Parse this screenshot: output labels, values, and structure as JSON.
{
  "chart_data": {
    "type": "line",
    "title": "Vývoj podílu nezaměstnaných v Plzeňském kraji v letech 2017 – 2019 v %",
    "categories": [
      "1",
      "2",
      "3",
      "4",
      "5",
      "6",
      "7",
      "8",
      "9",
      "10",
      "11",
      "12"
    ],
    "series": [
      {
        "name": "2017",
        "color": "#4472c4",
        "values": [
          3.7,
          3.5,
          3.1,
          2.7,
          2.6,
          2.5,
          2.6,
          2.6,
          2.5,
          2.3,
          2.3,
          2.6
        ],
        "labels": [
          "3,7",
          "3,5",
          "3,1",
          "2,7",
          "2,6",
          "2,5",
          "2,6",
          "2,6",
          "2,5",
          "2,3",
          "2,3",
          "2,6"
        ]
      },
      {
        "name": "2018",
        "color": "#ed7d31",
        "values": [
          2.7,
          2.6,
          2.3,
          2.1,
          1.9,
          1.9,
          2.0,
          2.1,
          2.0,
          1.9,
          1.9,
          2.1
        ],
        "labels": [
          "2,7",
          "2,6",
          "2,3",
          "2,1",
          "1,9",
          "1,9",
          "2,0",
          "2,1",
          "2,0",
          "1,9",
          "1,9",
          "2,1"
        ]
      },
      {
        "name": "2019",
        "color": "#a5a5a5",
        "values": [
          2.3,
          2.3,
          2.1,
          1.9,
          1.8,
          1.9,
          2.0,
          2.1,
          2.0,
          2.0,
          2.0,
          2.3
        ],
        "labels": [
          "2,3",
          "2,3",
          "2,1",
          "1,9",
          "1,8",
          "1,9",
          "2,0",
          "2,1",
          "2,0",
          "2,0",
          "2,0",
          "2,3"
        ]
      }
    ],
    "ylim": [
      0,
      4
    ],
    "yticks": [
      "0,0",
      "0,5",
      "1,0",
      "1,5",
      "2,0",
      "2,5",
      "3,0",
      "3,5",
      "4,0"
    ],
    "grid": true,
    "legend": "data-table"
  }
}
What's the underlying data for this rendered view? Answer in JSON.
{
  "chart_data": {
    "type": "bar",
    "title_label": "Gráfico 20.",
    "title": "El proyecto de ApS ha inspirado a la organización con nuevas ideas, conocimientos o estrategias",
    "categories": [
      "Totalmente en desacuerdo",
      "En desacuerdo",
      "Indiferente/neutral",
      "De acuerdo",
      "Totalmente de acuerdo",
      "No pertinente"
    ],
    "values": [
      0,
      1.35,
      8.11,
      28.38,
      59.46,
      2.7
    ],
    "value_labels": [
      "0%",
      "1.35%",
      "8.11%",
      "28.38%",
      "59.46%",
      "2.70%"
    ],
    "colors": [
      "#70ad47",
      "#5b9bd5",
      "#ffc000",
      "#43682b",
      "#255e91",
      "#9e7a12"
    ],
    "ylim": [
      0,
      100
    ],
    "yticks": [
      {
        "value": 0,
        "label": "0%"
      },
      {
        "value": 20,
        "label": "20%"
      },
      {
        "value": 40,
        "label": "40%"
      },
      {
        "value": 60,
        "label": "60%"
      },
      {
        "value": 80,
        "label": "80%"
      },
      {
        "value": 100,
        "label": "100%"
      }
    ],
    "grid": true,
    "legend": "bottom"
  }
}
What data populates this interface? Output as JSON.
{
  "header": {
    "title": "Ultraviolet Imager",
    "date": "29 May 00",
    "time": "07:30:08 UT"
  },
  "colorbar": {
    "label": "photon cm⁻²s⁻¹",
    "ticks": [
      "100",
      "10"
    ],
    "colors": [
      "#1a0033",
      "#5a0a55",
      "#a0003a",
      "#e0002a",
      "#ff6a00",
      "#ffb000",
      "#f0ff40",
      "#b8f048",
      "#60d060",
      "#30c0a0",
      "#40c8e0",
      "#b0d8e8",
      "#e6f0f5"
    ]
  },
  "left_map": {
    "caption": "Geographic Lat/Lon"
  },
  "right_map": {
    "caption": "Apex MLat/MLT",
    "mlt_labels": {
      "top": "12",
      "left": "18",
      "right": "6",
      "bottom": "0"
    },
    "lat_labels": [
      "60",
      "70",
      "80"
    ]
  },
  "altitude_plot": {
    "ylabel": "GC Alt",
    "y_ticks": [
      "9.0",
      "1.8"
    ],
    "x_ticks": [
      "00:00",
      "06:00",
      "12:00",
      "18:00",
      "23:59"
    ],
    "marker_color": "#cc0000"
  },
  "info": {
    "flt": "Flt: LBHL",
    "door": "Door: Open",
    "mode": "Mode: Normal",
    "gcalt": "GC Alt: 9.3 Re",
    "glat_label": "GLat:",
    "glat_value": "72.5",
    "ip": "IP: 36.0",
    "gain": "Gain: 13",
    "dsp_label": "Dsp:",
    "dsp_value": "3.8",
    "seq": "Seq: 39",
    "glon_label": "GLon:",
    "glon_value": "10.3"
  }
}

+ + + + + + +

Job
Above are the records; retype every one exactly.

Reply to the exercise
Parse this screenshot: output labels, values, and structure as JSON.
{
  "chart_data": {
    "type": "line",
    "title": "Vývoj podílu nezaměstnaných v Plzeňském kraji v letech 2017 – 2019 v %",
    "categories": [
      "1",
      "2",
      "3",
      "4",
      "5",
      "6",
      "7",
      "8",
      "9",
      "10",
      "11",
      "12"
    ],
    "series": [
      {
        "name": "2017",
        "color": "#4472c4",
        "values": [
          3.7,
          3.5,
          3.1,
          2.7,
          2.6,
          2.5,
          2.6,
          2.6,
          2.5,
          2.3,
          2.3,
          2.6
        ],
        "labels": [
          "3,7",
          "3,5",
          "3,1",
          "2,7",
          "2,6",
          "2,5",
          "2,6",
          "2,6",
          "2,5",
          "2,3",
          "2,3",
          "2,6"
        ]
      },
      {
        "name": "2018",
        "color": "#ed7d31",
        "values": [
          2.7,
          2.6,
          2.3,
          2.1,
          1.9,
          1.9,
          2.0,
          2.1,
          2.0,
          1.9,
          1.9,
          2.1
        ],
        "labels": [
          "2,7",
          "2,6",
          "2,3",
          "2,1",
          "1,9",
          "1,9",
          "2,0",
          "2,1",
          "2,0",
          "1,9",
          "1,9",
          "2,1"
        ]
      },
      {
        "name": "2019",
        "color": "#a5a5a5",
        "values": [
          2.3,
          2.3,
          2.1,
          1.9,
          1.8,
          1.9,
          2.0,
          2.1,
          2.0,
          2.0,
          2.0,
          2.3
        ],
        "labels": [
          "2,3",
          "2,3",
          "2,1",
          "1,9",
          "1,8",
          "1,9",
          "2,0",
          "2,1",
          "2,0",
          "2,0",
          "2,0",
          "2,3"
        ]
      }
    ],
    "ylim": [
      0,
      4
    ],
    "yticks": [
      "0,0",
      "0,5",
      "1,0",
      "1,5",
      "2,0",
      "2,5",
      "3,0",
      "3,5",
      "4,0"
    ],
    "grid": true,
    "legend": "data-table"
  }
}
What's the underlying data for this rendered view? Answer in JSON.
{
  "chart_data": {
    "type": "bar",
    "title_label": "Gráfico 20.",
    "title": "El proyecto de ApS ha inspirado a la organización con nuevas ideas, conocimientos o estrategias",
    "categories": [
      "Totalmente en desacuerdo",
      "En desacuerdo",
      "Indiferente/neutral",
      "De acuerdo",
      "Totalmente de acuerdo",
      "No pertinente"
    ],
    "values": [
      0,
      1.35,
      8.11,
      28.38,
      59.46,
      2.7
    ],
    "value_labels": [
      "0%",
      "1.35%",
      "8.11%",
      "28.38%",
      "59.46%",
      "2.70%"
    ],
    "colors": [
      "#70ad47",
      "#5b9bd5",
      "#ffc000",
      "#43682b",
      "#255e91",
      "#9e7a12"
    ],
    "ylim": [
      0,
      100
    ],
    "yticks": [
      {
        "value": 0,
        "label": "0%"
      },
      {
        "value": 20,
        "label": "20%"
      },
      {
        "value": 40,
        "label": "40%"
      },
      {
        "value": 60,
        "label": "60%"
      },
      {
        "value": 80,
        "label": "80%"
      },
      {
        "value": 100,
        "label": "100%"
      }
    ],
    "grid": true,
    "legend": "bottom"
  }
}
What data populates this interface? Output as JSON.
{
  "header": {
    "title": "Ultraviolet Imager",
    "date": "29 May 00",
    "time": "07:30:08 UT"
  },
  "colorbar": {
    "label": "photon cm⁻²s⁻¹",
    "ticks": [
      "100",
      "10"
    ],
    "colors": [
      "#1a0033",
      "#5a0a55",
      "#a0003a",
      "#e0002a",
      "#ff6a00",
      "#ffb000",
      "#f0ff40",
      "#b8f048",
      "#60d060",
      "#30c0a0",
      "#40c8e0",
      "#b0d8e8",
      "#e6f0f5"
    ]
  },
  "left_map": {
    "caption": "Geographic Lat/Lon"
  },
  "right_map": {
    "caption": "Apex MLat/MLT",
    "mlt_labels": {
      "top": "12",
      "left": "18",
      "right": "6",
      "bottom": "0"
    },
    "lat_labels": [
      "60",
      "70",
      "80"
    ]
  },
  "altitude_plot": {
    "ylabel": "GC Alt",
    "y_ticks": [
      "9.0",
      "1.8"
    ],
    "x_ticks": [
      "00:00",
      "06:00",
      "12:00",
      "18:00",
      "23:59"
    ],
    "marker_color": "#cc0000"
  },
  "info": {
    "flt": "Flt: LBHL",
    "door": "Door: Open",
    "mode": "Mode: Normal",
    "gcalt": "GC Alt: 9.3 Re",
    "glat_label": "GLat:",
    "glat_value": "72.5",
    "ip": "IP: 36.0",
    "gain": "Gain: 13",
    "dsp_label": "Dsp:",
    "dsp_value": "3.8",
    "seq": "Seq: 39",
    "glon_label": "GLon:",
    "glon_value": "10.3"
  }
}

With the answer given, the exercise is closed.